_What you should do_
Restate the data exactly as given and keep the pictures out.

_Excerpted data_
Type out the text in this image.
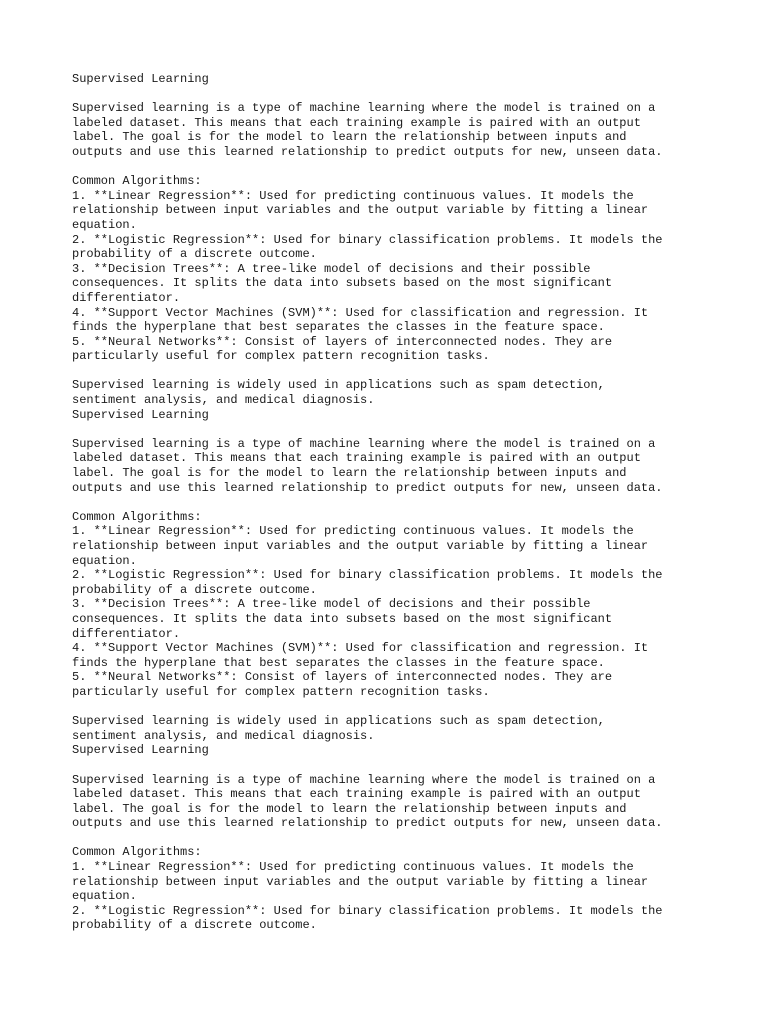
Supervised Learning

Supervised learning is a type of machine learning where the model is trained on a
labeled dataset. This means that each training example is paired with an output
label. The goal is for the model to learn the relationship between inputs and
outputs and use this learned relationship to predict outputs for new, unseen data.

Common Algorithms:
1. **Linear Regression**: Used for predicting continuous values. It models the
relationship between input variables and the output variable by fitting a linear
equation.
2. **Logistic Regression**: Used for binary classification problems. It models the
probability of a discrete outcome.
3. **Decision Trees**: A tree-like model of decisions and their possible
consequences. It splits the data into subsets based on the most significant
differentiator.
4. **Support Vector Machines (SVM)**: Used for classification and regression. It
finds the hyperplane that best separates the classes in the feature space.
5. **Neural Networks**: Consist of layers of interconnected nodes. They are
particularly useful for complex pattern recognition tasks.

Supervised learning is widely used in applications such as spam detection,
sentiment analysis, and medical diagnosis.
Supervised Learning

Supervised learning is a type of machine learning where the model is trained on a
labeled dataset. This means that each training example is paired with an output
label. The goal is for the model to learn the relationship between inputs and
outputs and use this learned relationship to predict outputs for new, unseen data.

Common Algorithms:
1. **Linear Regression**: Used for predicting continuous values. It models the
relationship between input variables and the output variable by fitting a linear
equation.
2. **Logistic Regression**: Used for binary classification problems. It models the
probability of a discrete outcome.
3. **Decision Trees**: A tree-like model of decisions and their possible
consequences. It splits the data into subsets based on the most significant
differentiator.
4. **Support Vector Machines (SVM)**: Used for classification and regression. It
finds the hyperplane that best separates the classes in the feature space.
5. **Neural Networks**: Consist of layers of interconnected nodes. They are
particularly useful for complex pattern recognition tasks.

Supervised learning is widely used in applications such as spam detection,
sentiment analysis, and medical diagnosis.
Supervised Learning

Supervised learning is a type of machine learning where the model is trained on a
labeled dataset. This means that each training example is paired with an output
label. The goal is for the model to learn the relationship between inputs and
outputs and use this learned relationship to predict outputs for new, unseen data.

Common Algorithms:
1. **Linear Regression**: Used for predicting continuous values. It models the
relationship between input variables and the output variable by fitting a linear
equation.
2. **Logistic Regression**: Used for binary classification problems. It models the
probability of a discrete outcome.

_Correct output_
Type out the text in this image.
Supervised Learning

Supervised learning is a type of machine learning where the model is trained on a
labeled dataset. This means that each training example is paired with an output
label. The goal is for the model to learn the relationship between inputs and
outputs and use this learned relationship to predict outputs for new, unseen data.

Common Algorithms:
1. **Linear Regression**: Used for predicting continuous values. It models the
relationship between input variables and the output variable by fitting a linear
equation.
2. **Logistic Regression**: Used for binary classification problems. It models the
probability of a discrete outcome.
3. **Decision Trees**: A tree-like model of decisions and their possible
consequences. It splits the data into subsets based on the most significant
differentiator.
4. **Support Vector Machines (SVM)**: Used for classification and regression. It
finds the hyperplane that best separates the classes in the feature space.
5. **Neural Networks**: Consist of layers of interconnected nodes. They are
particularly useful for complex pattern recognition tasks.

Supervised learning is widely used in applications such as spam detection,
sentiment analysis, and medical diagnosis.
Supervised Learning

Supervised learning is a type of machine learning where the model is trained on a
labeled dataset. This means that each training example is paired with an output
label. The goal is for the model to learn the relationship between inputs and
outputs and use this learned relationship to predict outputs for new, unseen data.

Common Algorithms:
1. **Linear Regression**: Used for predicting continuous values. It models the
relationship between input variables and the output variable by fitting a linear
equation.
2. **Logistic Regression**: Used for binary classification problems. It models the
probability of a discrete outcome.
3. **Decision Trees**: A tree-like model of decisions and their possible
consequences. It splits the data into subsets based on the most significant
differentiator.
4. **Support Vector Machines (SVM)**: Used for classification and regression. It
finds the hyperplane that best separates the classes in the feature space.
5. **Neural Networks**: Consist of layers of interconnected nodes. They are
particularly useful for complex pattern recognition tasks.

Supervised learning is widely used in applications such as spam detection,
sentiment analysis, and medical diagnosis.
Supervised Learning

Supervised learning is a type of machine learning where the model is trained on a
labeled dataset. This means that each training example is paired with an output
label. The goal is for the model to learn the relationship between inputs and
outputs and use this learned relationship to predict outputs for new, unseen data.

Common Algorithms:
1. **Linear Regression**: Used for predicting continuous values. It models the
relationship between input variables and the output variable by fitting a linear
equation.
2. **Logistic Regression**: Used for binary classification problems. It models the
probability of a discrete outcome.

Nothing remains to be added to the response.